>> START MATERIAL PROVIDED

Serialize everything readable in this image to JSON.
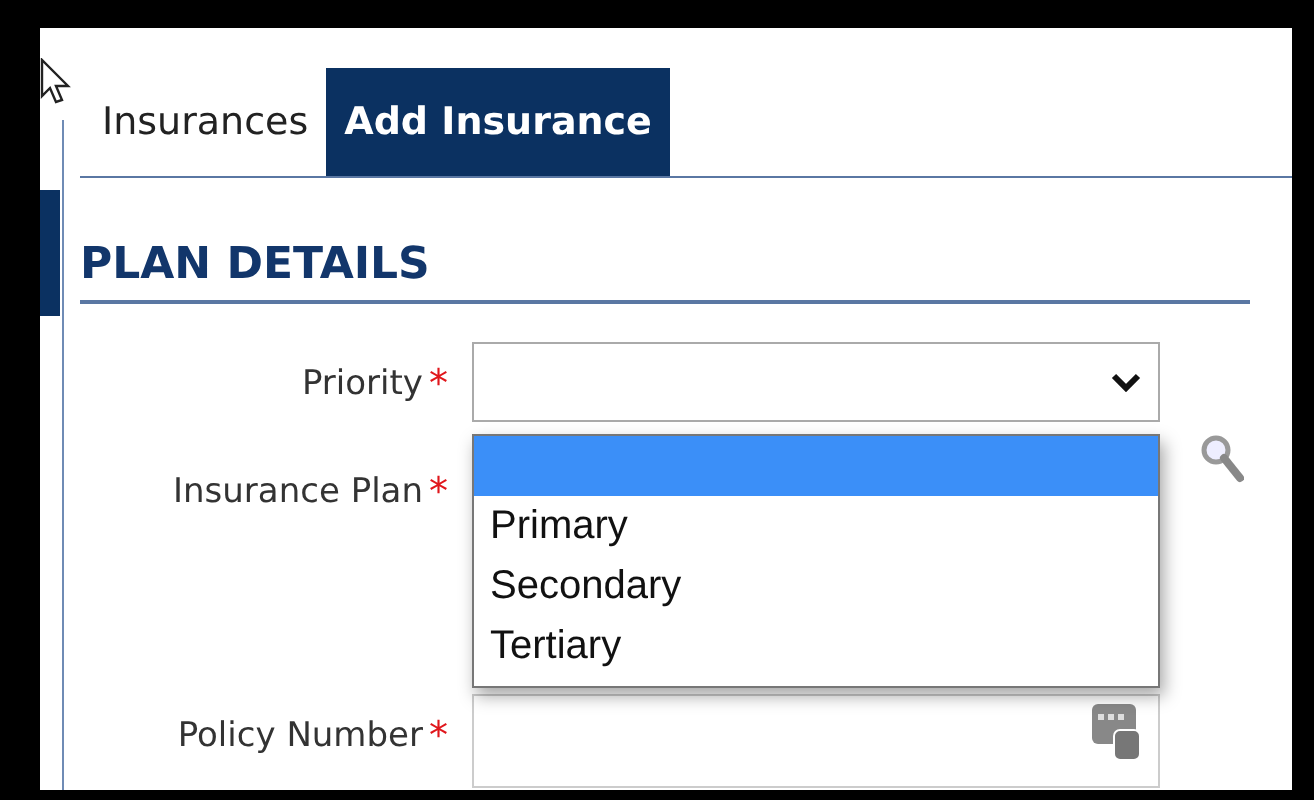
{
  "tabs": [
    {
      "label": "Insurances",
      "selected": false
    },
    {
      "label": "Add Insurance",
      "selected": true
    }
  ],
  "section_title": "PLAN DETAILS",
  "fields": [
    {
      "kind": "select",
      "label": "Priority",
      "required_mark": "*"
    },
    {
      "kind": "lookup",
      "label": "Insurance Plan",
      "required_mark": "*"
    },
    {
      "kind": "number",
      "label": "Policy Number",
      "required_mark": "*"
    }
  ],
  "dropdown": {
    "blank_option": {
      "selected": true
    },
    "options": [
      {
        "label": "Primary",
        "selected": false
      },
      {
        "label": "Secondary",
        "selected": false
      },
      {
        "label": "Tertiary",
        "selected": false
      }
    ]
  }
}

>> END MATERIAL PROVIDED

CHALLENGE.
All preceding records should be duplicated verbatim, images excepted.

RESULT OF THIS TASK.
Serialize everything readable in this image to JSON.
{
  "tabs": [
    {
      "label": "Insurances",
      "selected": false
    },
    {
      "label": "Add Insurance",
      "selected": true
    }
  ],
  "section_title": "PLAN DETAILS",
  "fields": [
    {
      "kind": "select",
      "label": "Priority",
      "required_mark": "*"
    },
    {
      "kind": "lookup",
      "label": "Insurance Plan",
      "required_mark": "*"
    },
    {
      "kind": "number",
      "label": "Policy Number",
      "required_mark": "*"
    }
  ],
  "dropdown": {
    "blank_option": {
      "selected": true
    },
    "options": [
      {
        "label": "Primary",
        "selected": false
      },
      {
        "label": "Secondary",
        "selected": false
      },
      {
        "label": "Tertiary",
        "selected": false
      }
    ]
  }
}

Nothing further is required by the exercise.